> **EXERCISE GOAL**
Show each line of the data below that has the string "обязательств" in it.

> **LISTING**
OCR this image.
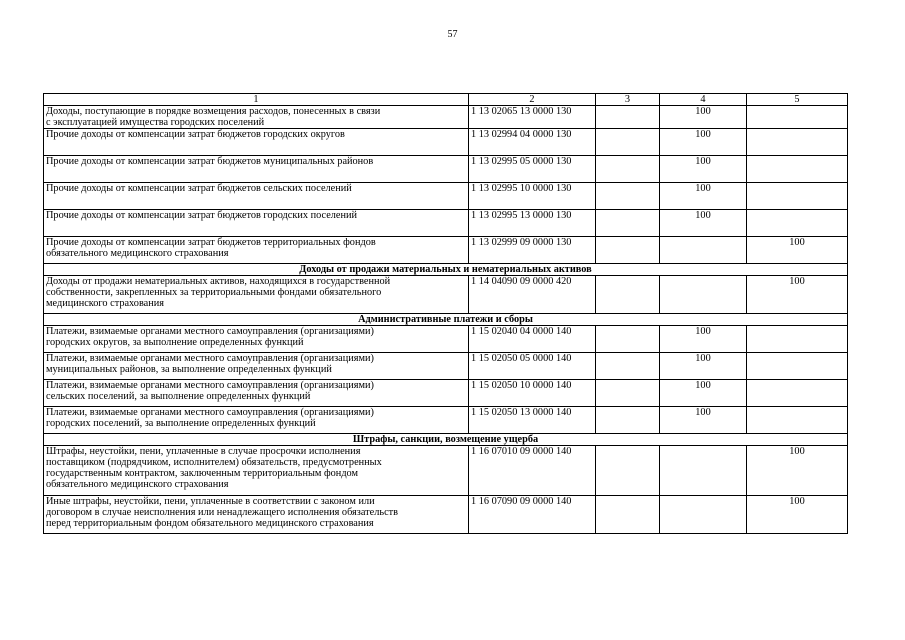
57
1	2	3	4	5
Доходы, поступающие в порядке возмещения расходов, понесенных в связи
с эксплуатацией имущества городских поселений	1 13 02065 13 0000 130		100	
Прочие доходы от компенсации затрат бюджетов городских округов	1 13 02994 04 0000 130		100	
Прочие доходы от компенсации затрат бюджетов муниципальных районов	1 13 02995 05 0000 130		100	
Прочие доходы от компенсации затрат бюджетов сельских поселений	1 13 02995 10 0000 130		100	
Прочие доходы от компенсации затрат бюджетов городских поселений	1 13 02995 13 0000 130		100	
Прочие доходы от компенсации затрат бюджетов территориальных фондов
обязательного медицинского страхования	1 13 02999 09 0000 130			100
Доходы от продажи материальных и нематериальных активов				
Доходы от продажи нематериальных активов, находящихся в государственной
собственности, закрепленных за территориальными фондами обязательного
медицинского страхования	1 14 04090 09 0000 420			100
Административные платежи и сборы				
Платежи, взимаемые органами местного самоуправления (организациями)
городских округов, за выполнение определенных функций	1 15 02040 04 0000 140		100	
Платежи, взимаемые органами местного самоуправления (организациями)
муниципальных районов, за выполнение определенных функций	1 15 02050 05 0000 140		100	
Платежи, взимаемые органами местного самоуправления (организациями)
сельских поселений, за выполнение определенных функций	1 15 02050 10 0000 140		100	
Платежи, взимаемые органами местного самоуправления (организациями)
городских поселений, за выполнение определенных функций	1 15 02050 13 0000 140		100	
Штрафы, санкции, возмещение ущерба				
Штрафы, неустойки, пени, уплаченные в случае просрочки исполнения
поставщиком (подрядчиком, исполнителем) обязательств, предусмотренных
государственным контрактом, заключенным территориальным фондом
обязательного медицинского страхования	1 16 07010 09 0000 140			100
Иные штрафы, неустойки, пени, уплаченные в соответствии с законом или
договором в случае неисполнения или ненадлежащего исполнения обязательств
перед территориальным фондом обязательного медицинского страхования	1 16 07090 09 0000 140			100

> **SOLUTION FOR THIS EXERCISE**
поставщиком (подрядчиком, исполнителем) обязательств, предусмотренных
договором в случае неисполнения или ненадлежащего исполнения обязательств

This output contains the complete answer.